Gather each line of the entries below that includes "chevron".

##### INPUT DATA

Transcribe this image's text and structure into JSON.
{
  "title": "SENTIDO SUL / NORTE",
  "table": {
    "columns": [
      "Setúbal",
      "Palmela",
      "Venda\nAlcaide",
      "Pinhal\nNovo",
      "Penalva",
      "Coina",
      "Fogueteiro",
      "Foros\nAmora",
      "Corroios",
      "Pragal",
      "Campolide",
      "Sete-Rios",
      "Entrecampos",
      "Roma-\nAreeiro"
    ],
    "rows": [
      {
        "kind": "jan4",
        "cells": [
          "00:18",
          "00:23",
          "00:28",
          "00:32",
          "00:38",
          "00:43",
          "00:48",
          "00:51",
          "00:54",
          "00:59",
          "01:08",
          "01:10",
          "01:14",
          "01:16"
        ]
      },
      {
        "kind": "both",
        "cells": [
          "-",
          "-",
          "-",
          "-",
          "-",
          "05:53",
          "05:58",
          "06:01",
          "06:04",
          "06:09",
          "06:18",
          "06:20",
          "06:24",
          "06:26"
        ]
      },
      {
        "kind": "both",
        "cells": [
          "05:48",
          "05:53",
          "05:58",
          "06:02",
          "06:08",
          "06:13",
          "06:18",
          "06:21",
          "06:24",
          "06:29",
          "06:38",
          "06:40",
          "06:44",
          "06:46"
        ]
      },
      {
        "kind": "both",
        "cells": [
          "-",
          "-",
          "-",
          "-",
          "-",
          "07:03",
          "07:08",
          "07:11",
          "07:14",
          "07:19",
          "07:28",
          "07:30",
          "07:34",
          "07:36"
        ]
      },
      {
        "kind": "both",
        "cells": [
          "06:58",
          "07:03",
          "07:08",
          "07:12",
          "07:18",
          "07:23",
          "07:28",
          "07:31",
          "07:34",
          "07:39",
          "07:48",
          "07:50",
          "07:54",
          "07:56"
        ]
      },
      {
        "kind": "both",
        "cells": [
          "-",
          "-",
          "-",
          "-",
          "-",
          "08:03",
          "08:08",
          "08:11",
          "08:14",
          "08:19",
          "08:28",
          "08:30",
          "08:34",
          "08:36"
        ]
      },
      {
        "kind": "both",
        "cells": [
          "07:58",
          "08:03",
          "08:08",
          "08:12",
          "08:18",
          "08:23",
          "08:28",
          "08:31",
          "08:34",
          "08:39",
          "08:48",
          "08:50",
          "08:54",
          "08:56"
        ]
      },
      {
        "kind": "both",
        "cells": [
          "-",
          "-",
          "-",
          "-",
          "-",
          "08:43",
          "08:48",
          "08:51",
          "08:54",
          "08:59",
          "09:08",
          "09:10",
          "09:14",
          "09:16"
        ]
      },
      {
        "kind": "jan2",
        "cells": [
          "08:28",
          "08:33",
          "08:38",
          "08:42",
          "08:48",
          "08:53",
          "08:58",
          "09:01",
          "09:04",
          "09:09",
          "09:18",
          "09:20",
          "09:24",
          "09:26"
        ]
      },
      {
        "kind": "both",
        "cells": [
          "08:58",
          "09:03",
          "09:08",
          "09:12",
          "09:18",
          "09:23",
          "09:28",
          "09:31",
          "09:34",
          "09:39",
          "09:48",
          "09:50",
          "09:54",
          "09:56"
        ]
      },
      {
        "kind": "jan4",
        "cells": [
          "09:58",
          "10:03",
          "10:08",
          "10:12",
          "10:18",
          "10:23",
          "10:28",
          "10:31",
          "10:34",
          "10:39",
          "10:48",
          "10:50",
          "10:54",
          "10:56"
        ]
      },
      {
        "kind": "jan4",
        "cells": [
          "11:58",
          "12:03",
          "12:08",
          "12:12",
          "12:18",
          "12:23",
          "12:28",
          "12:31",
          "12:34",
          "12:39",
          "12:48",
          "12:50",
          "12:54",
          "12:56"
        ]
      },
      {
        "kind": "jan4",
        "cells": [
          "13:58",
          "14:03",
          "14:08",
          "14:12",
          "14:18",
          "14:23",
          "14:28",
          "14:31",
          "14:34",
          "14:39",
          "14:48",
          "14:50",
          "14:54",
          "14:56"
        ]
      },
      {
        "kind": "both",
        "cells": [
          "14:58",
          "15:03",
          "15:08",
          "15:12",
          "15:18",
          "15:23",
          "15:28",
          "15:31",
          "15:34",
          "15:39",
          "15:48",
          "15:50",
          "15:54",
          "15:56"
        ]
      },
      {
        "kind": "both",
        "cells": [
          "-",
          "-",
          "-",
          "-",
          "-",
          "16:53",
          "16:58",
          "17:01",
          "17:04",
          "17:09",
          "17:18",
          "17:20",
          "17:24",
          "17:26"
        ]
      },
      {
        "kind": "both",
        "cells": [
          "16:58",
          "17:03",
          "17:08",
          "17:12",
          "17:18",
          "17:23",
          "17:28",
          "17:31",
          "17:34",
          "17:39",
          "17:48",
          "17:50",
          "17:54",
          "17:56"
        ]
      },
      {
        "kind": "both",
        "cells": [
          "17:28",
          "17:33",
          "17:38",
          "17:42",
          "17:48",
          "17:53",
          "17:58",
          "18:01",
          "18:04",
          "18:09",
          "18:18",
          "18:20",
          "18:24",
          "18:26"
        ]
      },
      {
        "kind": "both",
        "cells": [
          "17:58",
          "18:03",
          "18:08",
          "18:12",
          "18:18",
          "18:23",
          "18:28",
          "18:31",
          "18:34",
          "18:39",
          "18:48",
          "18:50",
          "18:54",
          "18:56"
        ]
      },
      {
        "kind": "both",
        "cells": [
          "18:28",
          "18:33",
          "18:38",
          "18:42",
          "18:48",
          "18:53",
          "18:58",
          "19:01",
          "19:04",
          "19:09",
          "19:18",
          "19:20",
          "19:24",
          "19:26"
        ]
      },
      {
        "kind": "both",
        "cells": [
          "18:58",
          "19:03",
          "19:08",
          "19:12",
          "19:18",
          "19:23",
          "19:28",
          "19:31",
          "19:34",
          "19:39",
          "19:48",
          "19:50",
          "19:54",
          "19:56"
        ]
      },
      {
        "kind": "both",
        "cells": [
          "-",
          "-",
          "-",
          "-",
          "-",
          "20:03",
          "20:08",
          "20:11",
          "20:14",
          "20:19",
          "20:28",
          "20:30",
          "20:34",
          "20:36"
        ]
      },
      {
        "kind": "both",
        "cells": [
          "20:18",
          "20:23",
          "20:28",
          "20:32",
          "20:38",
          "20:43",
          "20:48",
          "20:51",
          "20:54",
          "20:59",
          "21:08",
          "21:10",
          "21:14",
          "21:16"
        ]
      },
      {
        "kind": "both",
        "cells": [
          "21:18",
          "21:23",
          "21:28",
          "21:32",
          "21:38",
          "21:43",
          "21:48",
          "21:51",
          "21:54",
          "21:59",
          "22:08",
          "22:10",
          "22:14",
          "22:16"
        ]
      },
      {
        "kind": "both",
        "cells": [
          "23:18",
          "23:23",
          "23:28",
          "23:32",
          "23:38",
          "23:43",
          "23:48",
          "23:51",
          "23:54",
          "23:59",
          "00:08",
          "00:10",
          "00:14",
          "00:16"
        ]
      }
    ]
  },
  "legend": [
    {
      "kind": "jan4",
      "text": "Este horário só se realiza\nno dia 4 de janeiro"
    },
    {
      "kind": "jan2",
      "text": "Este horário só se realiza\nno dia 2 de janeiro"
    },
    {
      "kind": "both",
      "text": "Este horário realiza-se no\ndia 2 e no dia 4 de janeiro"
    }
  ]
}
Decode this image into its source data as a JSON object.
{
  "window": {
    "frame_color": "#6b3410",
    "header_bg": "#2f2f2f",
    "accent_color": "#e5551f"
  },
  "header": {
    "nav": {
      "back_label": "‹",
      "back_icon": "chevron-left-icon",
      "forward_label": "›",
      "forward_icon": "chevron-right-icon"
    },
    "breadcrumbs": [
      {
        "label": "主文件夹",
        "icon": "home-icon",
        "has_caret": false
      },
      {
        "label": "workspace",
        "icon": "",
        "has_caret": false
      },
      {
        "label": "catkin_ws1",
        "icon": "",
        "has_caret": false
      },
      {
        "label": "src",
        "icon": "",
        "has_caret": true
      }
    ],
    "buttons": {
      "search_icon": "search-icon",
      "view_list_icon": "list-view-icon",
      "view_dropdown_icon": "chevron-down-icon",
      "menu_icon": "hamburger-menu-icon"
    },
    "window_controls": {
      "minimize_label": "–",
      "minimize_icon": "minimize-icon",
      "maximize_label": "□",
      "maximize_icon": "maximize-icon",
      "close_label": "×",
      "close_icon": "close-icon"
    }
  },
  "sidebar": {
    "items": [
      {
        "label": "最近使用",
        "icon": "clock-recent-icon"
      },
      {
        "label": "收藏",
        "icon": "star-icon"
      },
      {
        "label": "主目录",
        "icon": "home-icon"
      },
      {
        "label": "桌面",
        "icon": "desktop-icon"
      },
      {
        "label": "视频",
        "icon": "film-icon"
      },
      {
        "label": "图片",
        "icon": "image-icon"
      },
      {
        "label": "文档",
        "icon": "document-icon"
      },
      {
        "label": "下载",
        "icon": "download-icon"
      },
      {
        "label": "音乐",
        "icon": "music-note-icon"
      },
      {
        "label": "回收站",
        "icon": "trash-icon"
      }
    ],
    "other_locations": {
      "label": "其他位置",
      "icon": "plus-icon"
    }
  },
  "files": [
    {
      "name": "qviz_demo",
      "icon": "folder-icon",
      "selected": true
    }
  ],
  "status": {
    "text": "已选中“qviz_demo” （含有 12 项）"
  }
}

##########

TASK RESULT
      "back_icon": "chevron-left-icon",
      "forward_icon": "chevron-right-icon"
      "view_dropdown_icon": "chevron-down-icon",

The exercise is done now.